Entries with figure data
################
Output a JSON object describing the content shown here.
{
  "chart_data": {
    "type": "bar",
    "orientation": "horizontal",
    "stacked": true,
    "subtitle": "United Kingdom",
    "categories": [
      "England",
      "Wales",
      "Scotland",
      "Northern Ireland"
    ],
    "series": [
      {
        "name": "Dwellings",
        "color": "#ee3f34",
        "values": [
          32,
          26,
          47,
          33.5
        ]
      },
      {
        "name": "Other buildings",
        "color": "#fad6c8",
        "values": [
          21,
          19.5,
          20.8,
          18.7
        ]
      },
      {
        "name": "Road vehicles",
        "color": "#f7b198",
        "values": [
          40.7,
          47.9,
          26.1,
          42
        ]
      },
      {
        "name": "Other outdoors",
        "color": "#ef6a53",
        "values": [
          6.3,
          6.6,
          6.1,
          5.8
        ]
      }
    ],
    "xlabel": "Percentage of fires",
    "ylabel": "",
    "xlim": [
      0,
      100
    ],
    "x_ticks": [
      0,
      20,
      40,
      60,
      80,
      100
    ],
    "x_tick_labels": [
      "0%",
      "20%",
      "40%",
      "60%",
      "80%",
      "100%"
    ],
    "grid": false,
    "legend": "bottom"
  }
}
################
WORK INSTRUCTIONS
Exactly as shown, repeat every record.

FINISHED TASK
Output a JSON object describing the content shown here.
{
  "chart_data": {
    "type": "bar",
    "orientation": "horizontal",
    "stacked": true,
    "subtitle": "United Kingdom",
    "categories": [
      "England",
      "Wales",
      "Scotland",
      "Northern Ireland"
    ],
    "series": [
      {
        "name": "Dwellings",
        "color": "#ee3f34",
        "values": [
          32,
          26,
          47,
          33.5
        ]
      },
      {
        "name": "Other buildings",
        "color": "#fad6c8",
        "values": [
          21,
          19.5,
          20.8,
          18.7
        ]
      },
      {
        "name": "Road vehicles",
        "color": "#f7b198",
        "values": [
          40.7,
          47.9,
          26.1,
          42
        ]
      },
      {
        "name": "Other outdoors",
        "color": "#ef6a53",
        "values": [
          6.3,
          6.6,
          6.1,
          5.8
        ]
      }
    ],
    "xlabel": "Percentage of fires",
    "ylabel": "",
    "xlim": [
      0,
      100
    ],
    "x_ticks": [
      0,
      20,
      40,
      60,
      80,
      100
    ],
    "x_tick_labels": [
      "0%",
      "20%",
      "40%",
      "60%",
      "80%",
      "100%"
    ],
    "grid": false,
    "legend": "bottom"
  }
}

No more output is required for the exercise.